SUPPLIED MATERIAL
────

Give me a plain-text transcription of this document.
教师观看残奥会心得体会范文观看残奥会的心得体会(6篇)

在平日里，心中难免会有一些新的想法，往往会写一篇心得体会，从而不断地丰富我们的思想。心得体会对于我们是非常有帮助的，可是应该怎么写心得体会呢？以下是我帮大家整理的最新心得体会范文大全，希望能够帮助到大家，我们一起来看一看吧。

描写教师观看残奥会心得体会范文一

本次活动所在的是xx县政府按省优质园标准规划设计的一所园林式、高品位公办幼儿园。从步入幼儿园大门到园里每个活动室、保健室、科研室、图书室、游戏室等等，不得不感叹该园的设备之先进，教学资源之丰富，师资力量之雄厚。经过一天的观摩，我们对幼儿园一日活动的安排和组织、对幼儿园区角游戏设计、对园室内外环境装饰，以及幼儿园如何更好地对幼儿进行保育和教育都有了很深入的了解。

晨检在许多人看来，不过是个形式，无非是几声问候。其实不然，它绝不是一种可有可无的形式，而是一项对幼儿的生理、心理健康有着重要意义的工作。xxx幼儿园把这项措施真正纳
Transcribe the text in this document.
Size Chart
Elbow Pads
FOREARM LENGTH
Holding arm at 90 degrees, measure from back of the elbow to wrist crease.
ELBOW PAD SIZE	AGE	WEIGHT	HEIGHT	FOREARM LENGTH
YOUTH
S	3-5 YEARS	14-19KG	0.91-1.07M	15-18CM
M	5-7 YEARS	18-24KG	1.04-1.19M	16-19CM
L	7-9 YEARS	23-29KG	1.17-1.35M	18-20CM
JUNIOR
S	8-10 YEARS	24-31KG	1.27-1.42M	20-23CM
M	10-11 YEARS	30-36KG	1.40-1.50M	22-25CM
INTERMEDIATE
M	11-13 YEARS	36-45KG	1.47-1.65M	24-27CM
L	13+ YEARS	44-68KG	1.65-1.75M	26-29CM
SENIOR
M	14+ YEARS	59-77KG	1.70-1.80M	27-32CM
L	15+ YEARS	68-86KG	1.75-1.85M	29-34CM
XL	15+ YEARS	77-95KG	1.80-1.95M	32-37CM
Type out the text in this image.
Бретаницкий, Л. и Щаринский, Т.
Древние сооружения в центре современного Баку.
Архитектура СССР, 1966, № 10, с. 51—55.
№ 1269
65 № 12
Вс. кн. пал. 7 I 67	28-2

────

INSTRUCTION
Every line of the records that includes the word "FOREARM" should be gathered.

ANSWER TO THE TASK
FOREARM LENGTH
ELBOW PAD SIZE	AGE	WEIGHT	HEIGHT	FOREARM LENGTH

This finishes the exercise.